## Aim
The data below should be printed in full, exactly, and without any of its images.

## Working data
□ □ □ □

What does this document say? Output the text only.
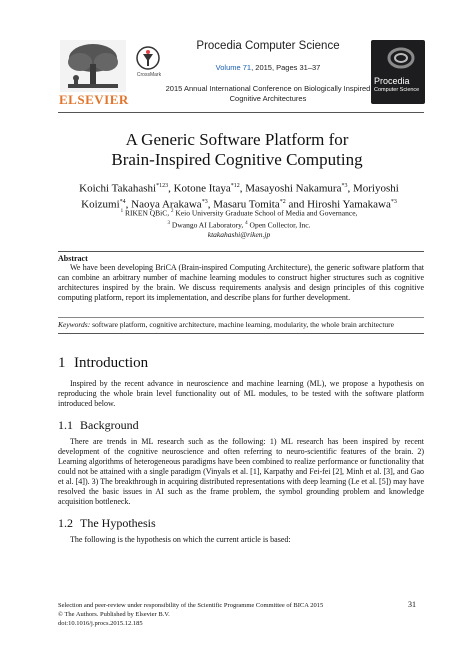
ELSEVIER
CrossMark
Procedia Computer Science
Volume 71, 2015, Pages 31–37
2015 Annual International Conference on Biologically Inspired
Cognitive Architectures
Procedia
Computer Science
A Generic Software Platform for
Brain-Inspired Cognitive Computing
Koichi Takahashi$^{*123}$, Kotone Itaya$^{*12}$, Masayoshi Nakamura$^{*3}$, Moriyoshi Koizumi$^{*4}$, Naoya Arakawa$^{*3}$, Masaru Tomita$^{*2}$ and Hiroshi Yamakawa$^{*3}$
$^1$ RIKEN QBiC, $^2$ Keio University Graduate School of Media and Governance,
$^3$ Dwango AI Laboratory, $^4$ Open Collector, Inc.
ktakahashi@riken.jp
Abstract
We have been developing BriCA (Brain-inspired Computing Architecture), the generic software platform that can combine an arbitrary number of machine learning modules to construct higher structures such as cognitive architectures inspired by the brain. We discuss requirements analysis and design principles of this cognitive computing platform, report its implementation, and describe plans for further development.
Keywords: software platform, cognitive architecture, machine learning, modularity, the whole brain architecture
1 Introduction
Inspired by the recent advance in neuroscience and machine learning (ML), we propose a hypothesis on reproducing the whole brain level functionality out of ML modules, to be tested with the software platform introduced below.
1.1 Background
There are trends in ML research such as the following: 1) ML research has been inspired by recent development of the cognitive neuroscience and often referring to neuro-scientific features of the brain. 2) Learning algorithms of heterogeneous paradigms have been combined to realize performance or functionality that could not be attained with a single paradigm (Vinyals et al. [1], Karpathy and Fei-fei [2], Minh et al. [3], and Gao et al. [4]). 3) The breakthrough in acquiring distributed representations with deep learning (Le et al. [5]) may have resolved the basic issues in AI such as the frame problem, the symbol grounding problem and knowledge acquisition bottleneck.
1.2 The Hypothesis
The following is the hypothesis on which the current article is based:
Selection and peer-review under responsibility of the Scientific Programme Committee of BICA 2015
© The Authors. Published by Elsevier B.V.
doi:10.1016/j.procs.2015.12.185
31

□ □ □ □

## In response
What does this document say? Output the text only.
ELSEVIER
CrossMark
Procedia Computer Science
Volume 71, 2015, Pages 31–37
2015 Annual International Conference on Biologically Inspired
Cognitive Architectures
Procedia
Computer Science
A Generic Software Platform for
Brain-Inspired Cognitive Computing
Koichi Takahashi$^{*123}$, Kotone Itaya$^{*12}$, Masayoshi Nakamura$^{*3}$, Moriyoshi Koizumi$^{*4}$, Naoya Arakawa$^{*3}$, Masaru Tomita$^{*2}$ and Hiroshi Yamakawa$^{*3}$
$^1$ RIKEN QBiC, $^2$ Keio University Graduate School of Media and Governance,
$^3$ Dwango AI Laboratory, $^4$ Open Collector, Inc.
ktakahashi@riken.jp
Abstract
We have been developing BriCA (Brain-inspired Computing Architecture), the generic software platform that can combine an arbitrary number of machine learning modules to construct higher structures such as cognitive architectures inspired by the brain. We discuss requirements analysis and design principles of this cognitive computing platform, report its implementation, and describe plans for further development.
Keywords: software platform, cognitive architecture, machine learning, modularity, the whole brain architecture
1 Introduction
Inspired by the recent advance in neuroscience and machine learning (ML), we propose a hypothesis on reproducing the whole brain level functionality out of ML modules, to be tested with the software platform introduced below.
1.1 Background
There are trends in ML research such as the following: 1) ML research has been inspired by recent development of the cognitive neuroscience and often referring to neuro-scientific features of the brain. 2) Learning algorithms of heterogeneous paradigms have been combined to realize performance or functionality that could not be attained with a single paradigm (Vinyals et al. [1], Karpathy and Fei-fei [2], Minh et al. [3], and Gao et al. [4]). 3) The breakthrough in acquiring distributed representations with deep learning (Le et al. [5]) may have resolved the basic issues in AI such as the frame problem, the symbol grounding problem and knowledge acquisition bottleneck.
1.2 The Hypothesis
The following is the hypothesis on which the current article is based:
Selection and peer-review under responsibility of the Scientific Programme Committee of BICA 2015
© The Authors. Published by Elsevier B.V.
doi:10.1016/j.procs.2015.12.185
31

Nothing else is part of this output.